--- WRITTEN TASK ---
Filter the entries below, keeping every line that has the word "Output".

┌─ SUPPLIED INFORMATION

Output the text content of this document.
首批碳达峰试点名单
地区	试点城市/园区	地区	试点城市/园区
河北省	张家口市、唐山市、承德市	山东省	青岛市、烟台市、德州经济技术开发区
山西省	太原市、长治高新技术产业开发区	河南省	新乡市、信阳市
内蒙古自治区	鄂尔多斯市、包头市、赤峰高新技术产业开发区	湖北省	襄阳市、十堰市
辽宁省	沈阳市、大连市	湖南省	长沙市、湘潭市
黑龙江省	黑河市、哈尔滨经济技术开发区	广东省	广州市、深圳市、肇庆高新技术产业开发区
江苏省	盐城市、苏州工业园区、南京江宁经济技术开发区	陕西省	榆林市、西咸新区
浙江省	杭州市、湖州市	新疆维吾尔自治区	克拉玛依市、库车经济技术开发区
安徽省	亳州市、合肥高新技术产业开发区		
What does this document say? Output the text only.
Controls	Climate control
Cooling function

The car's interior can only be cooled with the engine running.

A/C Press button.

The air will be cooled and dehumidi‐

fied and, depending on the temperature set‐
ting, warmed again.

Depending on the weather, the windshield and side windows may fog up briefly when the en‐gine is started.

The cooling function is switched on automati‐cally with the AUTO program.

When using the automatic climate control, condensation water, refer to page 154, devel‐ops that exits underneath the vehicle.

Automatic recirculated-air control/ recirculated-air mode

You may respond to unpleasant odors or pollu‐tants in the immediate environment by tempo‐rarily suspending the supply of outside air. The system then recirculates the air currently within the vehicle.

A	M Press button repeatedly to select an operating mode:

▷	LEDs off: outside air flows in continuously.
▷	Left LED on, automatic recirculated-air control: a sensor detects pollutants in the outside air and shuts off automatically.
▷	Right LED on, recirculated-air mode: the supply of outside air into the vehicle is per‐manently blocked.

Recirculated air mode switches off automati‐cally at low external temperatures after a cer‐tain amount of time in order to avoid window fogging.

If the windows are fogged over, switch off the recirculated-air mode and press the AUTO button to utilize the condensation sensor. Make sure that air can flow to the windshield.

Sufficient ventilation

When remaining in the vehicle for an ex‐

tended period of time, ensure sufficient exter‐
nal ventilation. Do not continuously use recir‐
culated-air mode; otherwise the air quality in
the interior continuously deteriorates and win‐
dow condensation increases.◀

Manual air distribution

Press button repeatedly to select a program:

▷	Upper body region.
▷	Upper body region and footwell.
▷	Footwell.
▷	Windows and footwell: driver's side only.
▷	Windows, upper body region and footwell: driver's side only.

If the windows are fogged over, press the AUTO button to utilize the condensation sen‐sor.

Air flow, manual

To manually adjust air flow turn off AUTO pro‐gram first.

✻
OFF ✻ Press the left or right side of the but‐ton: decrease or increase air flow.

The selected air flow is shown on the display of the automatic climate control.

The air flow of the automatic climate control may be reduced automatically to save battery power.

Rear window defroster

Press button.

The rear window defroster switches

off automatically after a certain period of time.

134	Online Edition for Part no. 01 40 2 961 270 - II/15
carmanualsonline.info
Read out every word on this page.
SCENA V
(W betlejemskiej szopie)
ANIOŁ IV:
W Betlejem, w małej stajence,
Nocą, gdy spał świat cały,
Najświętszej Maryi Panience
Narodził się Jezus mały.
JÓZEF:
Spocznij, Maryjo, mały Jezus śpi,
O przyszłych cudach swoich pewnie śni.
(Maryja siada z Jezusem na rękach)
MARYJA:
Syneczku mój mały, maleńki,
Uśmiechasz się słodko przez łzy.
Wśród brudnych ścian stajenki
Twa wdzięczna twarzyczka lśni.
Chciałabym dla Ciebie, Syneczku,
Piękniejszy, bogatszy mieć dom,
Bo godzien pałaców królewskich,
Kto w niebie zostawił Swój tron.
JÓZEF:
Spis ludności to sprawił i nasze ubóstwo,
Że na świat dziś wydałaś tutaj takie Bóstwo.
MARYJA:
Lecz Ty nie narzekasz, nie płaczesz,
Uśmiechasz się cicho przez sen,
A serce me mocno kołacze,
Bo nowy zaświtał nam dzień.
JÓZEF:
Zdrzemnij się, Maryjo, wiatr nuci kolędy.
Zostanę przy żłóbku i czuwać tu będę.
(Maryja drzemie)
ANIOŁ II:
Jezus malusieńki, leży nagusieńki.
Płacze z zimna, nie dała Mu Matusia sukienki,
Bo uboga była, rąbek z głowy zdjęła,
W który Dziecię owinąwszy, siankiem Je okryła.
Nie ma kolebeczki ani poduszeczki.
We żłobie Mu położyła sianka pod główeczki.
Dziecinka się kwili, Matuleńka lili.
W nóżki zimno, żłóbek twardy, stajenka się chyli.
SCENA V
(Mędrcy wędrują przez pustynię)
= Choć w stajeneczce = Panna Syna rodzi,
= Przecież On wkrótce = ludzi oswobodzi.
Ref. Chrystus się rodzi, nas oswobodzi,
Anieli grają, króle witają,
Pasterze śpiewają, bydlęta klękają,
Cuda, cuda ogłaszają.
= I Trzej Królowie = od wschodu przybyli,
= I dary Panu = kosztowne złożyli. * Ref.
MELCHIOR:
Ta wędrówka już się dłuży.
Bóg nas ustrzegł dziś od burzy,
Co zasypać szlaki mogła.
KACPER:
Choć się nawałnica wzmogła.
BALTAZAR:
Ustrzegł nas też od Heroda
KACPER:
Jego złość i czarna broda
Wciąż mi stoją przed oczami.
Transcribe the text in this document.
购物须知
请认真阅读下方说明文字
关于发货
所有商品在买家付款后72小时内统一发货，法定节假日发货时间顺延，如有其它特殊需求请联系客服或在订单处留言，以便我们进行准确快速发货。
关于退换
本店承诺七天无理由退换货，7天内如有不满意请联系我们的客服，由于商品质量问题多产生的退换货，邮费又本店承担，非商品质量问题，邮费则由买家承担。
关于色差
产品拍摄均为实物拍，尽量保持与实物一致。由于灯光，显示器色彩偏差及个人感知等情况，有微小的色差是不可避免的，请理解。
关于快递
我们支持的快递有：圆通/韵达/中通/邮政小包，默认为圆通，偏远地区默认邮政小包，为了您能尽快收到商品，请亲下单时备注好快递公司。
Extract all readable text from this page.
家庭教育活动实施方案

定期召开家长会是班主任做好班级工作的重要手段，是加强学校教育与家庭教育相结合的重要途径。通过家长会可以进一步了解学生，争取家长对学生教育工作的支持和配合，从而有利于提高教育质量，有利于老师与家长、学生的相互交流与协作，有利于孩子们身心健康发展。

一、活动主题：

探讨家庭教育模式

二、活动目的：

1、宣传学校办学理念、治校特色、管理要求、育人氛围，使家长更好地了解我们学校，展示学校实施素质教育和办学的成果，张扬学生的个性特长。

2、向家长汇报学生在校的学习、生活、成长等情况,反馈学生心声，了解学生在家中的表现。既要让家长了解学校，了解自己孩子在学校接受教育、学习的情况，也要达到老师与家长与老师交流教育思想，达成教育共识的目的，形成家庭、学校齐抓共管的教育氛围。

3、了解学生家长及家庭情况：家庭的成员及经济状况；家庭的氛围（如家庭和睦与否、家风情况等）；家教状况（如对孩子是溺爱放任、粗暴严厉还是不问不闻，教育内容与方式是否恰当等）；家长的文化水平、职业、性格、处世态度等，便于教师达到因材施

└─

--- SOLUTION BELOW ---
Output the text content of this document.
What does this document say? Output the text only.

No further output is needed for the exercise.